Begin Record excerpts

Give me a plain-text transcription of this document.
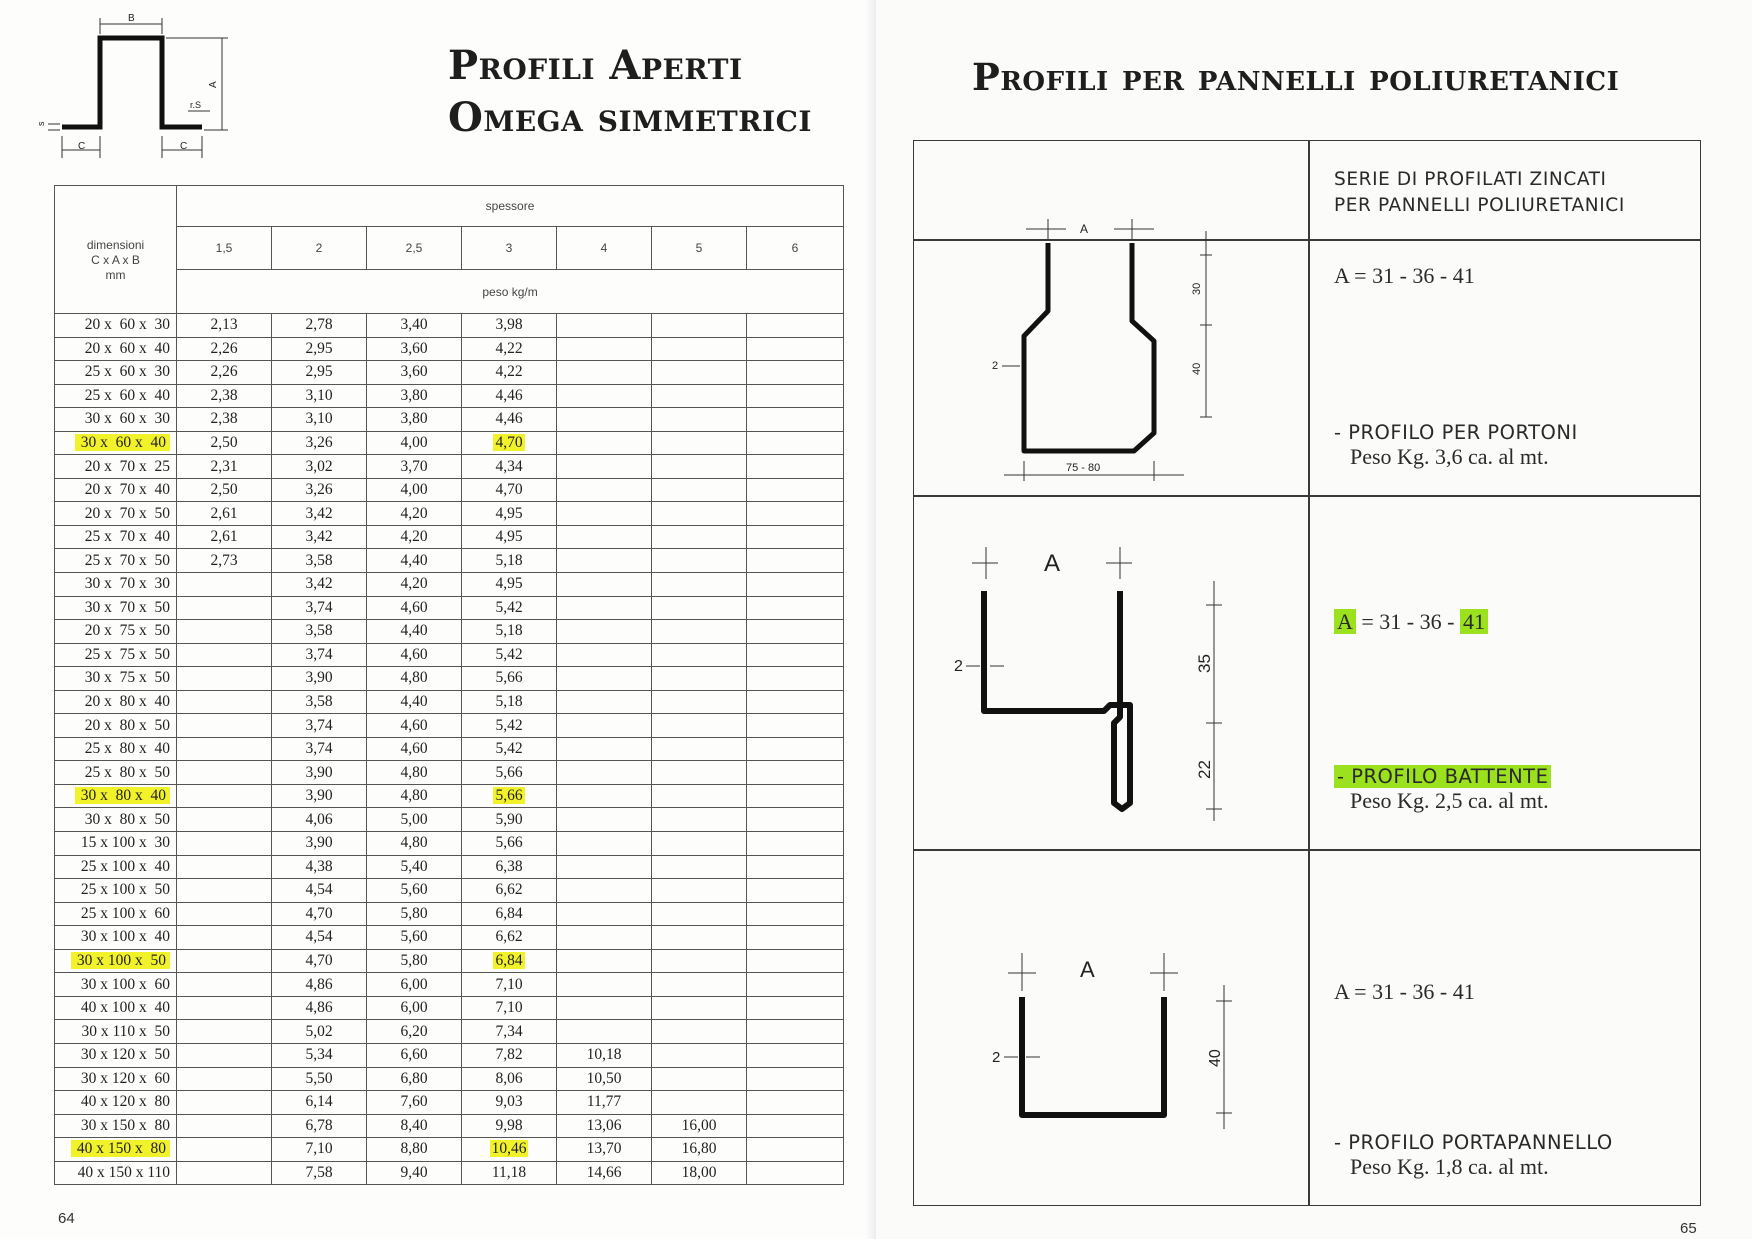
B
A
r.S
s
C	C
Profili Aperti
Omega simmetrici
dimensioni
C x A x B
mm	spessore						
	1,5	2	2,5	3	4	5	6
	peso kg/m						
20 x  60 x  30	2,13	2,78	3,40	3,98			
20 x  60 x  40	2,26	2,95	3,60	4,22			
25 x  60 x  30	2,26	2,95	3,60	4,22			
25 x  60 x  40	2,38	3,10	3,80	4,46			
30 x  60 x  30	2,38	3,10	3,80	4,46			
30 x  60 x  40	2,50	3,26	4,00	4,70			
20 x  70 x  25	2,31	3,02	3,70	4,34			
20 x  70 x  40	2,50	3,26	4,00	4,70			
20 x  70 x  50	2,61	3,42	4,20	4,95			
25 x  70 x  40	2,61	3,42	4,20	4,95			
25 x  70 x  50	2,73	3,58	4,40	5,18			
30 x  70 x  30		3,42	4,20	4,95			
30 x  70 x  50		3,74	4,60	5,42			
20 x  75 x  50		3,58	4,40	5,18			
25 x  75 x  50		3,74	4,60	5,42			
30 x  75 x  50		3,90	4,80	5,66			
20 x  80 x  40		3,58	4,40	5,18			
20 x  80 x  50		3,74	4,60	5,42			
25 x  80 x  40		3,74	4,60	5,42			
25 x  80 x  50		3,90	4,80	5,66			
30 x  80 x  40		3,90	4,80	5,66			
30 x  80 x  50		4,06	5,00	5,90			
15 x 100 x  30		3,90	4,80	5,66			
25 x 100 x  40		4,38	5,40	6,38			
25 x 100 x  50		4,54	5,60	6,62			
25 x 100 x  60		4,70	5,80	6,84			
30 x 100 x  40		4,54	5,60	6,62			
30 x 100 x  50		4,70	5,80	6,84			
30 x 100 x  60		4,86	6,00	7,10			
40 x 100 x  40		4,86	6,00	7,10			
30 x 110 x  50		5,02	6,20	7,34			
30 x 120 x  50		5,34	6,60	7,82	10,18		
30 x 120 x  60		5,50	6,80	8,06	10,50		
40 x 120 x  80		6,14	7,60	9,03	11,77		
30 x 150 x  80		6,78	8,40	9,98	13,06	16,00	
40 x 150 x  80		7,10	8,80	10,46	13,70	16,80	
40 x 150 x 110		7,58	9,40	11,18	14,66	18,00	
64
Profili per pannelli poliuretanici
SERIE DI PROFILATI ZINCATI
PER PANNELLI POLIURETANICI
A = 31 - 36 - 41
- PROFILO PER PORTONI
Peso Kg. 3,6 ca. al mt.
A = 31 - 36 - 41
- PROFILO BATTENTE
Peso Kg. 2,5 ca. al mt.
A = 31 - 36 - 41
- PROFILO PORTAPANNELLO
Peso Kg. 1,8 ca. al mt.
A
30
40
2
75 - 80
A
35
22
2
A
40
2
65
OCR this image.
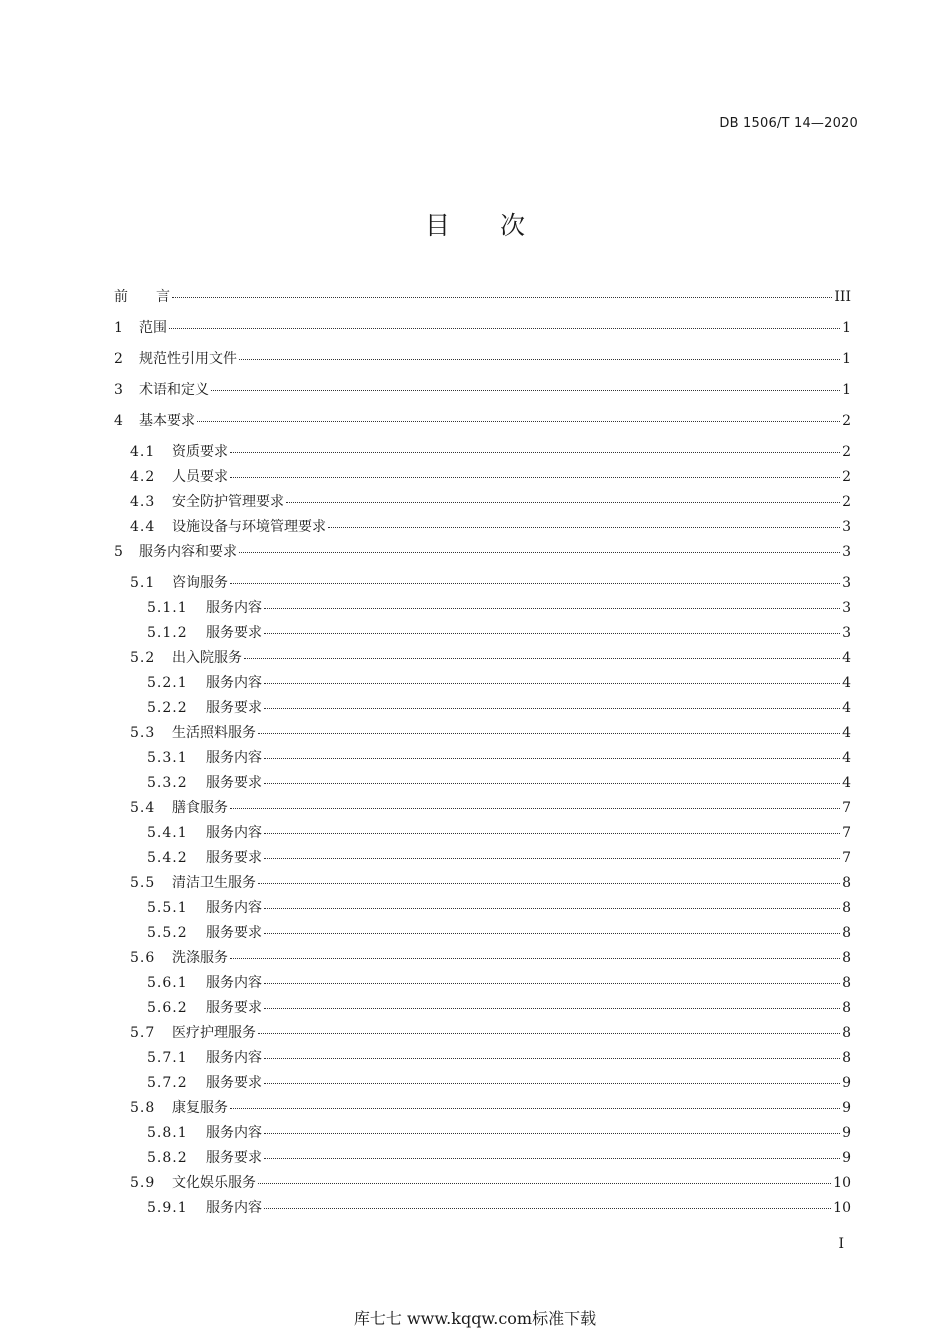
DB 1506/T 14—2020
目 次
前　　言	III
1	范围	1
2	规范性引用文件	1
3	术语和定义	1
4	基本要求	2
4.1	资质要求	2
4.2	人员要求	2
4.3	安全防护管理要求	2
4.4	设施设备与环境管理要求	3
5	服务内容和要求	3
5.1	咨询服务	3
5.1.1	服务内容	3
5.1.2	服务要求	3
5.2	出入院服务	4
5.2.1	服务内容	4
5.2.2	服务要求	4
5.3	生活照料服务	4
5.3.1	服务内容	4
5.3.2	服务要求	4
5.4	膳食服务	7
5.4.1	服务内容	7
5.4.2	服务要求	7
5.5	清洁卫生服务	8
5.5.1	服务内容	8
5.5.2	服务要求	8
5.6	洗涤服务	8
5.6.1	服务内容	8
5.6.2	服务要求	8
5.7	医疗护理服务	8
5.7.1	服务内容	8
5.7.2	服务要求	9
5.8	康复服务	9
5.8.1	服务内容	9
5.8.2	服务要求	9
5.9	文化娱乐服务	10
5.9.1	服务内容	10
I
库七七 www.kqqw.com标准下载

End Record excerpts

#### Exercise requirements
The entries above should be reproduced exactly, without their pictures.

#### Output for this task
Give me a plain-text transcription of this document.
B
A
r.S
s
C	C
Profili Aperti
Omega simmetrici
dimensioni
C x A x B
mm	spessore						
	1,5	2	2,5	3	4	5	6
	peso kg/m						
20 x  60 x  30	2,13	2,78	3,40	3,98			
20 x  60 x  40	2,26	2,95	3,60	4,22			
25 x  60 x  30	2,26	2,95	3,60	4,22			
25 x  60 x  40	2,38	3,10	3,80	4,46			
30 x  60 x  30	2,38	3,10	3,80	4,46			
30 x  60 x  40	2,50	3,26	4,00	4,70			
20 x  70 x  25	2,31	3,02	3,70	4,34			
20 x  70 x  40	2,50	3,26	4,00	4,70			
20 x  70 x  50	2,61	3,42	4,20	4,95			
25 x  70 x  40	2,61	3,42	4,20	4,95			
25 x  70 x  50	2,73	3,58	4,40	5,18			
30 x  70 x  30		3,42	4,20	4,95			
30 x  70 x  50		3,74	4,60	5,42			
20 x  75 x  50		3,58	4,40	5,18			
25 x  75 x  50		3,74	4,60	5,42			
30 x  75 x  50		3,90	4,80	5,66			
20 x  80 x  40		3,58	4,40	5,18			
20 x  80 x  50		3,74	4,60	5,42			
25 x  80 x  40		3,74	4,60	5,42			
25 x  80 x  50		3,90	4,80	5,66			
30 x  80 x  40		3,90	4,80	5,66			
30 x  80 x  50		4,06	5,00	5,90			
15 x 100 x  30		3,90	4,80	5,66			
25 x 100 x  40		4,38	5,40	6,38			
25 x 100 x  50		4,54	5,60	6,62			
25 x 100 x  60		4,70	5,80	6,84			
30 x 100 x  40		4,54	5,60	6,62			
30 x 100 x  50		4,70	5,80	6,84			
30 x 100 x  60		4,86	6,00	7,10			
40 x 100 x  40		4,86	6,00	7,10			
30 x 110 x  50		5,02	6,20	7,34			
30 x 120 x  50		5,34	6,60	7,82	10,18		
30 x 120 x  60		5,50	6,80	8,06	10,50		
40 x 120 x  80		6,14	7,60	9,03	11,77		
30 x 150 x  80		6,78	8,40	9,98	13,06	16,00	
40 x 150 x  80		7,10	8,80	10,46	13,70	16,80	
40 x 150 x 110		7,58	9,40	11,18	14,66	18,00	
64
Profili per pannelli poliuretanici
SERIE DI PROFILATI ZINCATI
PER PANNELLI POLIURETANICI
A = 31 - 36 - 41
- PROFILO PER PORTONI
Peso Kg. 3,6 ca. al mt.
A = 31 - 36 - 41
- PROFILO BATTENTE
Peso Kg. 2,5 ca. al mt.
A = 31 - 36 - 41
- PROFILO PORTAPANNELLO
Peso Kg. 1,8 ca. al mt.
A
30
40
2
75 - 80
A
35
22
2
A
40
2
65
OCR this image.
DB 1506/T 14—2020
目 次
前　　言	III
1	范围	1
2	规范性引用文件	1
3	术语和定义	1
4	基本要求	2
4.1	资质要求	2
4.2	人员要求	2
4.3	安全防护管理要求	2
4.4	设施设备与环境管理要求	3
5	服务内容和要求	3
5.1	咨询服务	3
5.1.1	服务内容	3
5.1.2	服务要求	3
5.2	出入院服务	4
5.2.1	服务内容	4
5.2.2	服务要求	4
5.3	生活照料服务	4
5.3.1	服务内容	4
5.3.2	服务要求	4
5.4	膳食服务	7
5.4.1	服务内容	7
5.4.2	服务要求	7
5.5	清洁卫生服务	8
5.5.1	服务内容	8
5.5.2	服务要求	8
5.6	洗涤服务	8
5.6.1	服务内容	8
5.6.2	服务要求	8
5.7	医疗护理服务	8
5.7.1	服务内容	8
5.7.2	服务要求	9
5.8	康复服务	9
5.8.1	服务内容	9
5.8.2	服务要求	9
5.9	文化娱乐服务	10
5.9.1	服务内容	10
I
库七七 www.kqqw.com标准下载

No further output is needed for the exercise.